YOUR OBJECTIVE | Show each line below that contains the word "active".

AVAILABLE DATA |

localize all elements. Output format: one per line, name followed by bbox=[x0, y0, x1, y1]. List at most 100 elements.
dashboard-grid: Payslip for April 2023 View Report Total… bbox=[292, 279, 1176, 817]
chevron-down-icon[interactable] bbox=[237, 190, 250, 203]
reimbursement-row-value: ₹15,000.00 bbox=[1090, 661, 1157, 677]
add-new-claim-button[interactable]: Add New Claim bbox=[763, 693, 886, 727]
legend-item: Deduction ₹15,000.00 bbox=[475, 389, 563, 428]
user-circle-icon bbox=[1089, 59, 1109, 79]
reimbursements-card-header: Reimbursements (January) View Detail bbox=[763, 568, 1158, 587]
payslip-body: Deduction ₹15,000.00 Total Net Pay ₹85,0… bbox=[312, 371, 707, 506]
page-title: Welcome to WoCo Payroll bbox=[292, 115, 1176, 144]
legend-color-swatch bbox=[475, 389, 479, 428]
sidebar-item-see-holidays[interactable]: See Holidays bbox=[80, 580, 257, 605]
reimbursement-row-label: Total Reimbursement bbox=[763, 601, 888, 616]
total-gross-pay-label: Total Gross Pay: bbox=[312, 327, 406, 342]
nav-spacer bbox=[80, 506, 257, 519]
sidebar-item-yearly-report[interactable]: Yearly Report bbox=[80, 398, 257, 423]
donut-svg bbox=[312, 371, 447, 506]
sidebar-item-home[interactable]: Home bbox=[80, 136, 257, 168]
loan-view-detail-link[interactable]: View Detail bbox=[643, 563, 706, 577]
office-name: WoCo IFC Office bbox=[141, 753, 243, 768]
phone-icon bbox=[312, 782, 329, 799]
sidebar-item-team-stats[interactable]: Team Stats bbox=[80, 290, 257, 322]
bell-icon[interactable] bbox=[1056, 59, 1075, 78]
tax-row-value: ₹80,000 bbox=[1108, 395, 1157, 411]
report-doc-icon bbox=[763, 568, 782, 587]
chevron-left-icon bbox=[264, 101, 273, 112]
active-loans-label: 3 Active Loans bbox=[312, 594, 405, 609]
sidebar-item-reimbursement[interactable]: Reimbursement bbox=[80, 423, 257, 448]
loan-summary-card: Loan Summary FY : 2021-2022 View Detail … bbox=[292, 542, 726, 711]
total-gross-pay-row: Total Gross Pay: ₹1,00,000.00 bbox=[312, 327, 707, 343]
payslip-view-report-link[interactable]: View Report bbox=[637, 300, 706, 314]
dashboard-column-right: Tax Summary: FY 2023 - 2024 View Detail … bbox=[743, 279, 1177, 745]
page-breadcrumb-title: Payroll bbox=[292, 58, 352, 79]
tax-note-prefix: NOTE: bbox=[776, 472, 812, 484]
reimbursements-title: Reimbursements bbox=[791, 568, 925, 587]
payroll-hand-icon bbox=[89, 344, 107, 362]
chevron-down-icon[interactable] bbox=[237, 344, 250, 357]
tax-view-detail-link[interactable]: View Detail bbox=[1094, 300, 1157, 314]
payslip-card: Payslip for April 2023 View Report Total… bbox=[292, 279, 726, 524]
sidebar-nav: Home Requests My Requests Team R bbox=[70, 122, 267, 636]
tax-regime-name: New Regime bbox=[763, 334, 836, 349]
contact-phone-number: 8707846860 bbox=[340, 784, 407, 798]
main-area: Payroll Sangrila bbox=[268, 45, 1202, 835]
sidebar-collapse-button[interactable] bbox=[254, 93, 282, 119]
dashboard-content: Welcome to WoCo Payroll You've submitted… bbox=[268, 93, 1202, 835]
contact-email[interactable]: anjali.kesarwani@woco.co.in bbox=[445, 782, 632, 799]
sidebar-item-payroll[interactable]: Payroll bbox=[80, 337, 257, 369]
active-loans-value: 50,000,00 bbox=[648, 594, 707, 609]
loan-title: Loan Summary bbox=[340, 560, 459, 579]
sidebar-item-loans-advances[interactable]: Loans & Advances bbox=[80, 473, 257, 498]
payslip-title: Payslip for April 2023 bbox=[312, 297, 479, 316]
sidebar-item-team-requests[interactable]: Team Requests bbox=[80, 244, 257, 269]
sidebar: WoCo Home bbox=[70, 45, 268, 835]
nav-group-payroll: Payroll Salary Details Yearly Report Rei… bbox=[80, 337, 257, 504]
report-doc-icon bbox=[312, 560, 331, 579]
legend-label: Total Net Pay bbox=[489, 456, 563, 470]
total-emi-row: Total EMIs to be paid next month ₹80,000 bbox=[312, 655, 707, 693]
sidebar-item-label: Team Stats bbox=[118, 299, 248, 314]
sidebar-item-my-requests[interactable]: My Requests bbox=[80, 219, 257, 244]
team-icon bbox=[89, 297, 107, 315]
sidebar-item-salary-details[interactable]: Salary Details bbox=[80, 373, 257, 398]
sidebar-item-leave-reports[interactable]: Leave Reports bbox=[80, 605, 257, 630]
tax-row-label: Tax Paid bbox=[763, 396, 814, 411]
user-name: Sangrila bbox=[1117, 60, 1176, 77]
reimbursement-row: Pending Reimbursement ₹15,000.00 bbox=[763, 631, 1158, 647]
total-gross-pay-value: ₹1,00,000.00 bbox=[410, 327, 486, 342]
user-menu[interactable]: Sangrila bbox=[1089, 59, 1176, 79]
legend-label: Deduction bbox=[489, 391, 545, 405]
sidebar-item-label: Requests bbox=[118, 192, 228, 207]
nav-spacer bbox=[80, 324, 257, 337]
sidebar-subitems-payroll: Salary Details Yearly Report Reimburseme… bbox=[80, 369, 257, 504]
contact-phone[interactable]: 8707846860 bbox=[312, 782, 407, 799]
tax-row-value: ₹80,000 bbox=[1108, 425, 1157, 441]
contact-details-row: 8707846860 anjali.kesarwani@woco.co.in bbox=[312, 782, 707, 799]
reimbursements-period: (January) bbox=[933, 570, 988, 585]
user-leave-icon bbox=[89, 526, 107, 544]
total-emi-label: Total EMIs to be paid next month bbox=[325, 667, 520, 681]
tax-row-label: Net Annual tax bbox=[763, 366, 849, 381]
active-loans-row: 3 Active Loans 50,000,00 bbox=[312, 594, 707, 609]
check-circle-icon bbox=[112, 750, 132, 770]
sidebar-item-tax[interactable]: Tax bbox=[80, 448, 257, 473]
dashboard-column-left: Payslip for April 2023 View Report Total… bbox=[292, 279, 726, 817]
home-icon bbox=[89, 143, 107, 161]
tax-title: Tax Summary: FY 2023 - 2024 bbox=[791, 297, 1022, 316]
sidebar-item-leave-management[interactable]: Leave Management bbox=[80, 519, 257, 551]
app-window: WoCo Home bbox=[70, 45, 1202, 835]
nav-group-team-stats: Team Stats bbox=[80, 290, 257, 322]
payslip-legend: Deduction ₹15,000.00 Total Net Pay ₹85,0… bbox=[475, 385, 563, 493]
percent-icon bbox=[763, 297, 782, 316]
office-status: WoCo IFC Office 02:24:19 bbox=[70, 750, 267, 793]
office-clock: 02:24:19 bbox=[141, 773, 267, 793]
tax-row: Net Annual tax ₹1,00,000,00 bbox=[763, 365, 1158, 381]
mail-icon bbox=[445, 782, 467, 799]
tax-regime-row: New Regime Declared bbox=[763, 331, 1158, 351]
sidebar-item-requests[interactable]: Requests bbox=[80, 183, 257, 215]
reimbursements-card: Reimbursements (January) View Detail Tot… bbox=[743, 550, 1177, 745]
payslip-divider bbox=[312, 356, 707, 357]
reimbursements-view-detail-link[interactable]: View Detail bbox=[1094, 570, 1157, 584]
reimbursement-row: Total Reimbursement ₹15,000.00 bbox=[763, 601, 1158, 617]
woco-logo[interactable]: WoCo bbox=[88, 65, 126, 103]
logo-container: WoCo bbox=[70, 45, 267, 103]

EXERCISE RESPONSE |
active-loans-label: 3 Active Loans bbox=[312, 594, 405, 609]
active-loans-value: 50,000,00 bbox=[648, 594, 707, 609]
active-loans-row: 3 Active Loans 50,000,00 bbox=[312, 594, 707, 609]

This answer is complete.